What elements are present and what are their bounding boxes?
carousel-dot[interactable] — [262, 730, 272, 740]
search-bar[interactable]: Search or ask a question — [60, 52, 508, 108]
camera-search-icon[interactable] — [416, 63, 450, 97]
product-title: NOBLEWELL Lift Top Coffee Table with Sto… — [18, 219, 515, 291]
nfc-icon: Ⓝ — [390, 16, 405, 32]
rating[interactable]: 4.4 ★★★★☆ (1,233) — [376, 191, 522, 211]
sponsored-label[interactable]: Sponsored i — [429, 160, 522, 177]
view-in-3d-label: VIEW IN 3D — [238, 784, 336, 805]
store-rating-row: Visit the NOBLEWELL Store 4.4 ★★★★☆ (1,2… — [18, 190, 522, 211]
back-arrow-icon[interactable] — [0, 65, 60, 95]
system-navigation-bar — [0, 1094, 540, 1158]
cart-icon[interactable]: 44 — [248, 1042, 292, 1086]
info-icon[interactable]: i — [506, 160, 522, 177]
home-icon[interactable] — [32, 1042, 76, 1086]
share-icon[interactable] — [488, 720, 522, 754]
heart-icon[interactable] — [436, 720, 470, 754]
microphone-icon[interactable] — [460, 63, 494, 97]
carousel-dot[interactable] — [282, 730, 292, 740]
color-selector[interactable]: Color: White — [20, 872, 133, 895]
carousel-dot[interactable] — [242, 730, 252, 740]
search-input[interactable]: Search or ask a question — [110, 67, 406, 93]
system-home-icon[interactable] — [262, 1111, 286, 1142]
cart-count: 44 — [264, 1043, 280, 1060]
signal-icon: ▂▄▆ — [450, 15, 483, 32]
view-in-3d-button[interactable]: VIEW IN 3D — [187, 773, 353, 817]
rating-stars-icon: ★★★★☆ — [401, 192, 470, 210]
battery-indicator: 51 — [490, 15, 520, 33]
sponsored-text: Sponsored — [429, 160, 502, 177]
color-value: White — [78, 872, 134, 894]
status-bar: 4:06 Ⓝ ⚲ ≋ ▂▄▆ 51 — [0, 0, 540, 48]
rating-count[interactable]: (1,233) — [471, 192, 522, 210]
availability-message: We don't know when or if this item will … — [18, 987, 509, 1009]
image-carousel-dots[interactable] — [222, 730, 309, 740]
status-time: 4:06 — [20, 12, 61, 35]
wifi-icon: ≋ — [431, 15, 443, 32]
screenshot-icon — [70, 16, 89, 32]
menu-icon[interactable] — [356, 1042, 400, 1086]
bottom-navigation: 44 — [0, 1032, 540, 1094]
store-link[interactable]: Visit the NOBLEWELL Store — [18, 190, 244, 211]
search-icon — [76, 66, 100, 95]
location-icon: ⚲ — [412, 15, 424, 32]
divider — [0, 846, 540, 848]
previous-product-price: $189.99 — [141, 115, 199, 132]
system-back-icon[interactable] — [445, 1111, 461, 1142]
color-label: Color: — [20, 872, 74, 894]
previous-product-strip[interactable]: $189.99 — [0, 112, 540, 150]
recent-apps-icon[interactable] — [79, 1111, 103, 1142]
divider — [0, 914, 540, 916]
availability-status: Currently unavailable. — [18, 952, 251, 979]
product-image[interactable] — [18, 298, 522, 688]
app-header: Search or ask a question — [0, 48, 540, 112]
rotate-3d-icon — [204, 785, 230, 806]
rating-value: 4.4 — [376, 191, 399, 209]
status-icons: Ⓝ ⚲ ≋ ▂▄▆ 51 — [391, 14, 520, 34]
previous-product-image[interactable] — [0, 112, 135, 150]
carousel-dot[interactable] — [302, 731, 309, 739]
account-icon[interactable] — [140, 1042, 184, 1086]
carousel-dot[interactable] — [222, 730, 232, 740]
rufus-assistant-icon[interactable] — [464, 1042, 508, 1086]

----

- _What the exercise asks_
Convert the records above, from the first line through the line containing "camera-search-icon[interactable] — [416, 63, 450, 97]", into a JSON list of strings with one string per line. Leave out any blank lines.

- _Expected answer_
[
  "What elements are present and what are their bounding boxes?",
  "carousel-dot[interactable] — [262, 730, 272, 740]",
  "search-bar[interactable]: Search or ask a question — [60, 52, 508, 108]",
  "camera-search-icon[interactable] — [416, 63, 450, 97]"
]